-- start ENTRIES SUPPLIED --
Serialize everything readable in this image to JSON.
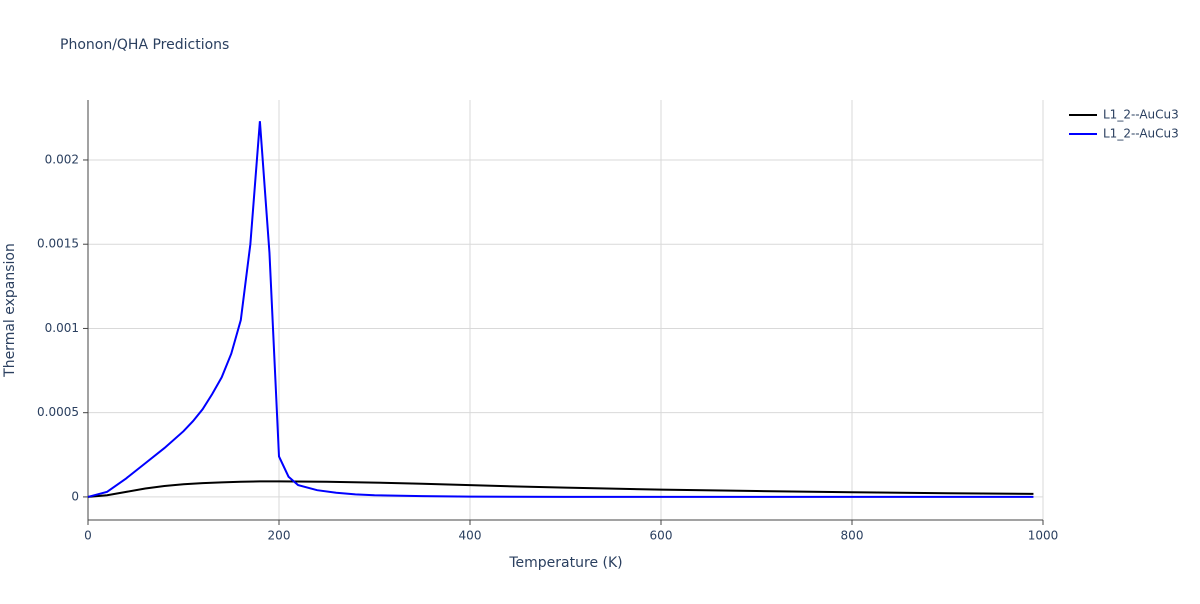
{
  "chart_data": {
    "type": "line",
    "title": "Phonon/QHA Predictions",
    "x_label": "Temperature (K)",
    "y_label": "Thermal expansion",
    "xlim": [
      0,
      1000
    ],
    "ylim": [
      -0.000137,
      0.002356
    ],
    "xticks": [
      0,
      200,
      400,
      600,
      800,
      1000
    ],
    "yticks": [
      0,
      0.0005,
      0.001,
      0.0015,
      0.002
    ],
    "grid": true,
    "legend": "outside-right",
    "series": [
      {
        "name": "L1_2--AuCu3",
        "color": "#000000",
        "x": [
          0,
          20,
          40,
          60,
          80,
          100,
          120,
          140,
          160,
          180,
          200,
          250,
          300,
          350,
          400,
          450,
          500,
          600,
          700,
          800,
          900,
          990
        ],
        "values": [
          0,
          1e-05,
          3e-05,
          5e-05,
          6.5e-05,
          7.5e-05,
          8.2e-05,
          8.6e-05,
          9e-05,
          9.2e-05,
          9.2e-05,
          9e-05,
          8.5e-05,
          7.8e-05,
          7e-05,
          6.2e-05,
          5.5e-05,
          4.3e-05,
          3.5e-05,
          2.8e-05,
          2.2e-05,
          1.8e-05
        ]
      },
      {
        "name": "L1_2--AuCu3",
        "color": "#0000ff",
        "x": [
          0,
          20,
          40,
          60,
          80,
          100,
          110,
          120,
          130,
          140,
          150,
          160,
          170,
          180,
          190,
          200,
          210,
          220,
          240,
          260,
          280,
          300,
          350,
          400,
          500,
          600,
          800,
          990
        ],
        "values": [
          0,
          3e-05,
          0.00011,
          0.0002,
          0.00029,
          0.00039,
          0.00045,
          0.00052,
          0.00061,
          0.00071,
          0.00085,
          0.00105,
          0.0015,
          0.00223,
          0.00145,
          0.00024,
          0.00012,
          7e-05,
          4e-05,
          2.5e-05,
          1.5e-05,
          1e-05,
          5e-06,
          2e-06,
          0,
          0,
          0,
          0
        ]
      }
    ]
  }
}
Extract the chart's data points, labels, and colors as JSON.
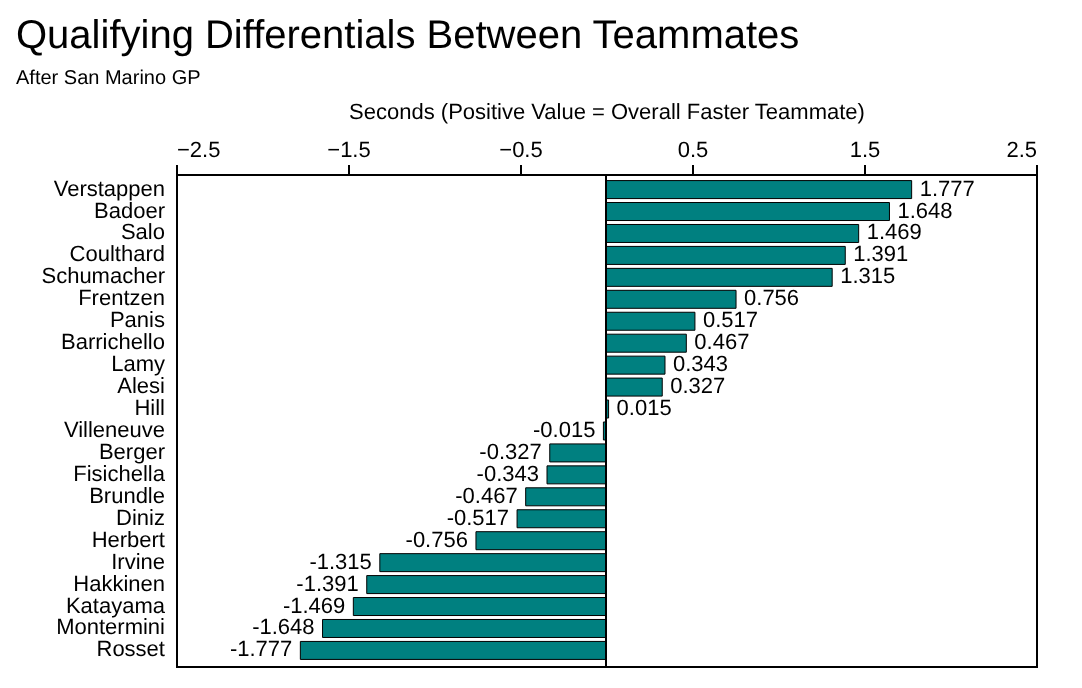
{
  "chart_data": {
    "type": "bar",
    "orientation": "horizontal",
    "title": "Qualifying Differentials Between Teammates",
    "subtitle": "After San Marino GP",
    "xlabel": "Seconds (Positive Value = Overall Faster Teammate)",
    "categories": [
      "Verstappen",
      "Badoer",
      "Salo",
      "Coulthard",
      "Schumacher",
      "Frentzen",
      "Panis",
      "Barrichello",
      "Lamy",
      "Alesi",
      "Hill",
      "Villeneuve",
      "Berger",
      "Fisichella",
      "Brundle",
      "Diniz",
      "Herbert",
      "Irvine",
      "Hakkinen",
      "Katayama",
      "Montermini",
      "Rosset"
    ],
    "values": [
      1.777,
      1.648,
      1.469,
      1.391,
      1.315,
      0.756,
      0.517,
      0.467,
      0.343,
      0.327,
      0.015,
      -0.015,
      -0.327,
      -0.343,
      -0.467,
      -0.517,
      -0.756,
      -1.315,
      -1.391,
      -1.469,
      -1.648,
      -1.777
    ],
    "color": "#008080",
    "xlim": [
      -2.5,
      2.5
    ],
    "xticks": [
      -2.5,
      -1.5,
      -0.5,
      0.5,
      1.5,
      2.5
    ],
    "grid": false,
    "data_labels": true,
    "ref_lines": [
      {
        "axis": "x",
        "value": 0,
        "color": "#000000"
      }
    ]
  }
}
-- end ENTRIES SUPPLIED --
Without the pictures, restate each entry exactly.

◆ **WORKED ANSWER**:
Serialize everything readable in this image to JSON.
{
  "chart_data": {
    "type": "line",
    "title": "Phonon/QHA Predictions",
    "x_label": "Temperature (K)",
    "y_label": "Thermal expansion",
    "xlim": [
      0,
      1000
    ],
    "ylim": [
      -0.000137,
      0.002356
    ],
    "xticks": [
      0,
      200,
      400,
      600,
      800,
      1000
    ],
    "yticks": [
      0,
      0.0005,
      0.001,
      0.0015,
      0.002
    ],
    "grid": true,
    "legend": "outside-right",
    "series": [
      {
        "name": "L1_2--AuCu3",
        "color": "#000000",
        "x": [
          0,
          20,
          40,
          60,
          80,
          100,
          120,
          140,
          160,
          180,
          200,
          250,
          300,
          350,
          400,
          450,
          500,
          600,
          700,
          800,
          900,
          990
        ],
        "values": [
          0,
          1e-05,
          3e-05,
          5e-05,
          6.5e-05,
          7.5e-05,
          8.2e-05,
          8.6e-05,
          9e-05,
          9.2e-05,
          9.2e-05,
          9e-05,
          8.5e-05,
          7.8e-05,
          7e-05,
          6.2e-05,
          5.5e-05,
          4.3e-05,
          3.5e-05,
          2.8e-05,
          2.2e-05,
          1.8e-05
        ]
      },
      {
        "name": "L1_2--AuCu3",
        "color": "#0000ff",
        "x": [
          0,
          20,
          40,
          60,
          80,
          100,
          110,
          120,
          130,
          140,
          150,
          160,
          170,
          180,
          190,
          200,
          210,
          220,
          240,
          260,
          280,
          300,
          350,
          400,
          500,
          600,
          800,
          990
        ],
        "values": [
          0,
          3e-05,
          0.00011,
          0.0002,
          0.00029,
          0.00039,
          0.00045,
          0.00052,
          0.00061,
          0.00071,
          0.00085,
          0.00105,
          0.0015,
          0.00223,
          0.00145,
          0.00024,
          0.00012,
          7e-05,
          4e-05,
          2.5e-05,
          1.5e-05,
          1e-05,
          5e-06,
          2e-06,
          0,
          0,
          0,
          0
        ]
      }
    ]
  }
}
Extract the chart's data points, labels, and colors as JSON.
{
  "chart_data": {
    "type": "bar",
    "orientation": "horizontal",
    "title": "Qualifying Differentials Between Teammates",
    "subtitle": "After San Marino GP",
    "xlabel": "Seconds (Positive Value = Overall Faster Teammate)",
    "categories": [
      "Verstappen",
      "Badoer",
      "Salo",
      "Coulthard",
      "Schumacher",
      "Frentzen",
      "Panis",
      "Barrichello",
      "Lamy",
      "Alesi",
      "Hill",
      "Villeneuve",
      "Berger",
      "Fisichella",
      "Brundle",
      "Diniz",
      "Herbert",
      "Irvine",
      "Hakkinen",
      "Katayama",
      "Montermini",
      "Rosset"
    ],
    "values": [
      1.777,
      1.648,
      1.469,
      1.391,
      1.315,
      0.756,
      0.517,
      0.467,
      0.343,
      0.327,
      0.015,
      -0.015,
      -0.327,
      -0.343,
      -0.467,
      -0.517,
      -0.756,
      -1.315,
      -1.391,
      -1.469,
      -1.648,
      -1.777
    ],
    "color": "#008080",
    "xlim": [
      -2.5,
      2.5
    ],
    "xticks": [
      -2.5,
      -1.5,
      -0.5,
      0.5,
      1.5,
      2.5
    ],
    "grid": false,
    "data_labels": true,
    "ref_lines": [
      {
        "axis": "x",
        "value": 0,
        "color": "#000000"
      }
    ]
  }
}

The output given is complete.